Instructions for the task: Copy all lines in which the word "JSON" can be found.

[Figure dataset records]
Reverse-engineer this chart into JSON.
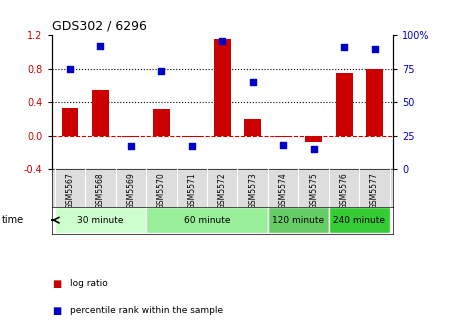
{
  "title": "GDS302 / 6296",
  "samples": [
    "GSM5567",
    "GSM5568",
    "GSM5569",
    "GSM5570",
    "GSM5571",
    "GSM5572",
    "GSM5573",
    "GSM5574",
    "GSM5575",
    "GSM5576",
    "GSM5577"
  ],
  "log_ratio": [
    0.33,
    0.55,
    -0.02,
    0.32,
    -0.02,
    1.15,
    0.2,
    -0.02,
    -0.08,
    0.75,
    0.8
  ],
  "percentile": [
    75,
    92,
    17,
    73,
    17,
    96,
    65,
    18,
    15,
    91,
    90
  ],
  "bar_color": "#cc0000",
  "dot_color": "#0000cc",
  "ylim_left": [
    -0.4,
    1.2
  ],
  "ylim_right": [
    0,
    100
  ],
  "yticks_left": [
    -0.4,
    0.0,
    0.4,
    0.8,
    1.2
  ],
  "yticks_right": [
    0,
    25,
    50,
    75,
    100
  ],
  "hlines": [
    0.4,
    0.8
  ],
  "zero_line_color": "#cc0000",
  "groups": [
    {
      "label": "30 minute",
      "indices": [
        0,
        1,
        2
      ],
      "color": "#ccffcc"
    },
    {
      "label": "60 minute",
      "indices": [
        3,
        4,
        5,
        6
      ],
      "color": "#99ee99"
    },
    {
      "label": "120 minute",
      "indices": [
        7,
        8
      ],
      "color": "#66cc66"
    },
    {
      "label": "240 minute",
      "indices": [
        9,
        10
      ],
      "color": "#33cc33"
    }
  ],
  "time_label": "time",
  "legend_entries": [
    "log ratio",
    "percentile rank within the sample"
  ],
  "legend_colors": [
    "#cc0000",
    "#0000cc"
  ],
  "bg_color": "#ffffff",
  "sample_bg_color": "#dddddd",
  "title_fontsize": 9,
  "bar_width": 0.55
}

---

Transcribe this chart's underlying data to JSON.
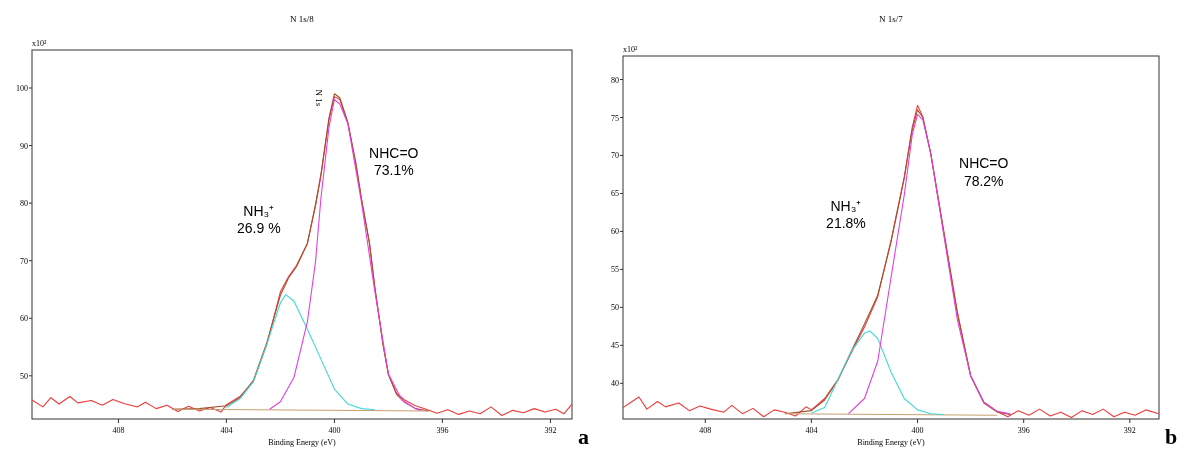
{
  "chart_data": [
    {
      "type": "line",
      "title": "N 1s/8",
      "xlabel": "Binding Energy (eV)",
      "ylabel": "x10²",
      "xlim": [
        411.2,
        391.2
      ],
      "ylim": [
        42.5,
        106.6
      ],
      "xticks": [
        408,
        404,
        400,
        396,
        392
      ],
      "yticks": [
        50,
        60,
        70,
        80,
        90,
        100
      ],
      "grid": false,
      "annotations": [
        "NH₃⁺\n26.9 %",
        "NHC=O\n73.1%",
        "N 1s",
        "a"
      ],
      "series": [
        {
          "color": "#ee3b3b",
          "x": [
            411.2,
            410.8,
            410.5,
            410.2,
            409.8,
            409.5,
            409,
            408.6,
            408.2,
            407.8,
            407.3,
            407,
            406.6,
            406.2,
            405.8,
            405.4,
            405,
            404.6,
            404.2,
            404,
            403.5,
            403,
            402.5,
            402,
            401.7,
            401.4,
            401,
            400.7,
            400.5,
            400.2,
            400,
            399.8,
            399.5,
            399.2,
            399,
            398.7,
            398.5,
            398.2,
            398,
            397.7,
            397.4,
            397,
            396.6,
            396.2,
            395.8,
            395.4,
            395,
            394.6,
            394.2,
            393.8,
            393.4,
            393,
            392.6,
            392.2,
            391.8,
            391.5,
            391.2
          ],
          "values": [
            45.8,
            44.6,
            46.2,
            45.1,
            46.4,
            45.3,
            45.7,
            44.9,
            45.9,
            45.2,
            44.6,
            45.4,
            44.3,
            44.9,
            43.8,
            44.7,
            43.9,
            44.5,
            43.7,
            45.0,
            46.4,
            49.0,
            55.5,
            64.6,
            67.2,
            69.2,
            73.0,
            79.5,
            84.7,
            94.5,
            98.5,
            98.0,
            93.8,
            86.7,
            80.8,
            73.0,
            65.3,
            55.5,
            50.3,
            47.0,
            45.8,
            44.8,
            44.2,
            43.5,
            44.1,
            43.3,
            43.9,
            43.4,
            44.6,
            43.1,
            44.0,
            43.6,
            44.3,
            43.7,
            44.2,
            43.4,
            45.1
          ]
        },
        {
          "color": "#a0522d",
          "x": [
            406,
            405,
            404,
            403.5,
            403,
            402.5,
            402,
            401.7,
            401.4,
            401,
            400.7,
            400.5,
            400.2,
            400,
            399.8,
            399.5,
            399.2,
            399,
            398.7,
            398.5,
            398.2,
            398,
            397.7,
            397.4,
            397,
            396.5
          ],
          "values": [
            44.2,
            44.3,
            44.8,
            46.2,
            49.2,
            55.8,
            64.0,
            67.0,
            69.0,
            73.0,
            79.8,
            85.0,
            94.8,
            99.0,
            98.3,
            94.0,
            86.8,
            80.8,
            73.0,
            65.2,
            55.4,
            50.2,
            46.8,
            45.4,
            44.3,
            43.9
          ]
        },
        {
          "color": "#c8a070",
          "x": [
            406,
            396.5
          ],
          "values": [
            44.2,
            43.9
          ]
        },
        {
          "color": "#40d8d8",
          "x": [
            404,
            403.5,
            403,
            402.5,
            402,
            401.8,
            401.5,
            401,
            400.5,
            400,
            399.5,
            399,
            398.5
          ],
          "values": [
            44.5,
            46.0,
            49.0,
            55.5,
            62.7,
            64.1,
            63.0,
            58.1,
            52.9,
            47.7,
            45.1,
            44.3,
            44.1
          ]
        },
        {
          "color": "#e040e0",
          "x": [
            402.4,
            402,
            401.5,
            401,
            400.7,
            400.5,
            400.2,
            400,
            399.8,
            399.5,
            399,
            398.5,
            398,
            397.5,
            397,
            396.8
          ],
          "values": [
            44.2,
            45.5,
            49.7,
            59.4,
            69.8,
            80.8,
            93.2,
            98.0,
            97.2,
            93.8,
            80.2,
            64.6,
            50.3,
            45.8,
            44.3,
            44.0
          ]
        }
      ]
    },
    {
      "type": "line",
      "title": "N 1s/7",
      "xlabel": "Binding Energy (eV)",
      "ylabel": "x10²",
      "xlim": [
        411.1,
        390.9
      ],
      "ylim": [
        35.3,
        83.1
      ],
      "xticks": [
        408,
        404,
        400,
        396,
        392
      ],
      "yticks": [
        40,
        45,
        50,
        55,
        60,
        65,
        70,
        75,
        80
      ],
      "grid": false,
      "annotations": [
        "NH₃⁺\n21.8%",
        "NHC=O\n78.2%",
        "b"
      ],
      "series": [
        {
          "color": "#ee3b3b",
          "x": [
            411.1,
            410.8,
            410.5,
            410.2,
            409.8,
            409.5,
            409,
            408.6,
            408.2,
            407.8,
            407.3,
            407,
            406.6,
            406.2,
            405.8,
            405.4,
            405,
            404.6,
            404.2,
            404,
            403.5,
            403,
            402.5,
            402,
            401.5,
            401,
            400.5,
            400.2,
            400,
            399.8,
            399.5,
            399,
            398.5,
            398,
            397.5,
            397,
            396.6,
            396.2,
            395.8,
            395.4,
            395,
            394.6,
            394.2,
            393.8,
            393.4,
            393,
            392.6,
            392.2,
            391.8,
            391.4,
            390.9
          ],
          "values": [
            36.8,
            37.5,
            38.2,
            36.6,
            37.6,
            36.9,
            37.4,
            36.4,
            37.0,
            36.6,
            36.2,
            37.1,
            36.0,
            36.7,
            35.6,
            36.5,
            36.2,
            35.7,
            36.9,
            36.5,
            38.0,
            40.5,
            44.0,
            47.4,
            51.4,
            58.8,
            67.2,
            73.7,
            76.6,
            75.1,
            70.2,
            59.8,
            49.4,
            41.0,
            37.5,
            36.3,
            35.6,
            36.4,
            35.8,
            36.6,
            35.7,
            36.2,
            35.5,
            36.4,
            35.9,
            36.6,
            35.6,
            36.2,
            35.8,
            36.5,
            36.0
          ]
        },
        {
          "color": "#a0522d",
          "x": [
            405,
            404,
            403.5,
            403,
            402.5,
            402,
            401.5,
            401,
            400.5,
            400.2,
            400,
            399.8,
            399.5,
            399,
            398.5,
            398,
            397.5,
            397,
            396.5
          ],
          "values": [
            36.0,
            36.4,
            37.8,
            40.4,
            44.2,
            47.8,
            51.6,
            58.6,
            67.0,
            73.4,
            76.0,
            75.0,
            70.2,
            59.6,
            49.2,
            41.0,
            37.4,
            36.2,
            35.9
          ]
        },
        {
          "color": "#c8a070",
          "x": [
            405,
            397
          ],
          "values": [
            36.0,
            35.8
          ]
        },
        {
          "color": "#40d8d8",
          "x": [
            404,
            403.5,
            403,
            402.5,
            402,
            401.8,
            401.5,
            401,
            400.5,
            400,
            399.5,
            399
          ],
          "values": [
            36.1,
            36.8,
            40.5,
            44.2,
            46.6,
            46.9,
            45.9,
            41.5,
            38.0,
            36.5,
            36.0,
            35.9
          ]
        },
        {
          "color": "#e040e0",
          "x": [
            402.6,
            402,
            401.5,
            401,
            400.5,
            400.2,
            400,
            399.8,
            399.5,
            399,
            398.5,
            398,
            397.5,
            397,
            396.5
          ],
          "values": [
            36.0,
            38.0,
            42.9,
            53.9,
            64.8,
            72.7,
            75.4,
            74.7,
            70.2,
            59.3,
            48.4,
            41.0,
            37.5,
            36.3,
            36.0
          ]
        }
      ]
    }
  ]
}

* * *

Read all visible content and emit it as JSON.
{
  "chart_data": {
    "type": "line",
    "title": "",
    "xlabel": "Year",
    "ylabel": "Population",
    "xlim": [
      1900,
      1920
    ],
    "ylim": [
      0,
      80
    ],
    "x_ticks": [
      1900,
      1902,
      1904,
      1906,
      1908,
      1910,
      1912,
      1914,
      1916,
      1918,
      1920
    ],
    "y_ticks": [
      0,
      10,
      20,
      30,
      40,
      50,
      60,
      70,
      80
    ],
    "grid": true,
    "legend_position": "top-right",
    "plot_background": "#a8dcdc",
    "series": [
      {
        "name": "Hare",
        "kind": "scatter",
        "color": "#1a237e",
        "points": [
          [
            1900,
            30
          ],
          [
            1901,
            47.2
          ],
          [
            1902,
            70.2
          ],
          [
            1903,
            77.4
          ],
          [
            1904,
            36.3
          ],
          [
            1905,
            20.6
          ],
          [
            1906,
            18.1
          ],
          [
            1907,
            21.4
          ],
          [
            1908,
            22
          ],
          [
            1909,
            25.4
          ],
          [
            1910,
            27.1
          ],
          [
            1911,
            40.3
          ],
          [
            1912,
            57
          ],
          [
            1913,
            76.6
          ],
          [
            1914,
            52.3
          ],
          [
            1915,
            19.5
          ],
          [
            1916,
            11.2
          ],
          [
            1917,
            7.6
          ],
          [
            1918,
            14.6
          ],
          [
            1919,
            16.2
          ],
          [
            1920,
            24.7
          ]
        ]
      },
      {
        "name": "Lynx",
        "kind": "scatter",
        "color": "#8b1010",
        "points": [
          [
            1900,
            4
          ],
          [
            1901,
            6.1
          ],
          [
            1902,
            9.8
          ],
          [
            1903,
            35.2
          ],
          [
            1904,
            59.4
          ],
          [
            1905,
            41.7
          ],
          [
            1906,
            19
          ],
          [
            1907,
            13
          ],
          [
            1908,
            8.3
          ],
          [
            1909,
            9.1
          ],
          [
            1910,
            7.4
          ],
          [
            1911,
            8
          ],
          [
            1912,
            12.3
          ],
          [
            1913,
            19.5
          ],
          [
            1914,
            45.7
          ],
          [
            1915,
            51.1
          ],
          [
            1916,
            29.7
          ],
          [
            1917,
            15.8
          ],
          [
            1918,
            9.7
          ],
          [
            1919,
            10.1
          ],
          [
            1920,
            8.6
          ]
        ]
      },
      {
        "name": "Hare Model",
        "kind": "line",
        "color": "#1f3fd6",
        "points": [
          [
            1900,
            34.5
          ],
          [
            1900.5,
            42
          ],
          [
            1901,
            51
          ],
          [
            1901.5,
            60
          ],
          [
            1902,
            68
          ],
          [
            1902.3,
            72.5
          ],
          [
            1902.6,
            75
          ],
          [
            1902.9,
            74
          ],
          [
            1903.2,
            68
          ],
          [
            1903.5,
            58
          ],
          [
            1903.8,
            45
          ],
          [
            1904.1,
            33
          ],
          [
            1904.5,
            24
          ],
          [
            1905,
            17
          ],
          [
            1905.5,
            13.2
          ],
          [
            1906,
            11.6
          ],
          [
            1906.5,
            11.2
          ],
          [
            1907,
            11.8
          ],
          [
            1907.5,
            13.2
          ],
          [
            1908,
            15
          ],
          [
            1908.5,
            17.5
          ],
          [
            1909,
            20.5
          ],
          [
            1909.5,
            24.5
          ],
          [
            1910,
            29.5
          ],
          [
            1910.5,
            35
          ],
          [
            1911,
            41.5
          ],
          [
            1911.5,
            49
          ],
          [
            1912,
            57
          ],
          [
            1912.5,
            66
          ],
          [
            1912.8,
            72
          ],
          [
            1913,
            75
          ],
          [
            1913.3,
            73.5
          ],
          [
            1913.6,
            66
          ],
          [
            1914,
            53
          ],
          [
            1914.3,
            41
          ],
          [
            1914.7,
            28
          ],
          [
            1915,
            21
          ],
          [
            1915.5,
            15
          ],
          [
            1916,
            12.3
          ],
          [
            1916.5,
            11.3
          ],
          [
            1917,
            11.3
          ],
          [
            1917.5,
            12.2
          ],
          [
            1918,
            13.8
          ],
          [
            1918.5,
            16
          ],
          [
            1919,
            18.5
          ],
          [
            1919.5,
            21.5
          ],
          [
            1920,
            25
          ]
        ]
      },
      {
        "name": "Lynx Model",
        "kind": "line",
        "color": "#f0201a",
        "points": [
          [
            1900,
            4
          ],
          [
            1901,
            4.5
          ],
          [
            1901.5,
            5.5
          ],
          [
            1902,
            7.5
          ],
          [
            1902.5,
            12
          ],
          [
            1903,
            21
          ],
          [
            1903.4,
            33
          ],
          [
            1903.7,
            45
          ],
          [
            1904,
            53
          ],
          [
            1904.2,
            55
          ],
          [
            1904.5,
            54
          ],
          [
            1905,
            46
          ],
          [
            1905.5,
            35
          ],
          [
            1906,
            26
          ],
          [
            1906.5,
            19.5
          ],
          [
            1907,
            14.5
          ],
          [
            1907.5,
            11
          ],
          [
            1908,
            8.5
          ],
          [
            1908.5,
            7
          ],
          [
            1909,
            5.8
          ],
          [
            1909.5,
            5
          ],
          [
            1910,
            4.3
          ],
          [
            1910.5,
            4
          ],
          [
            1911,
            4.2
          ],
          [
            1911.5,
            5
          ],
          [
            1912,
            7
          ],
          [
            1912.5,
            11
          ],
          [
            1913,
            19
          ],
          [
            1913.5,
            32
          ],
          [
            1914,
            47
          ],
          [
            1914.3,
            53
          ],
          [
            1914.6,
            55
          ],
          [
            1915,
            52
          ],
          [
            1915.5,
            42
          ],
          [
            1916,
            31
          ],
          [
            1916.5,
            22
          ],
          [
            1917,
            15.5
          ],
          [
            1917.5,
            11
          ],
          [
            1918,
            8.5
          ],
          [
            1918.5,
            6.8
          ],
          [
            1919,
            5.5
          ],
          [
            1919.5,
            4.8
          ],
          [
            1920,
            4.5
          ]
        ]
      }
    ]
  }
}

The response:
Reverse-engineer this chart into JSON.
Transcribe this chart's underlying data to JSON.
Read all visible content and emit it as JSON.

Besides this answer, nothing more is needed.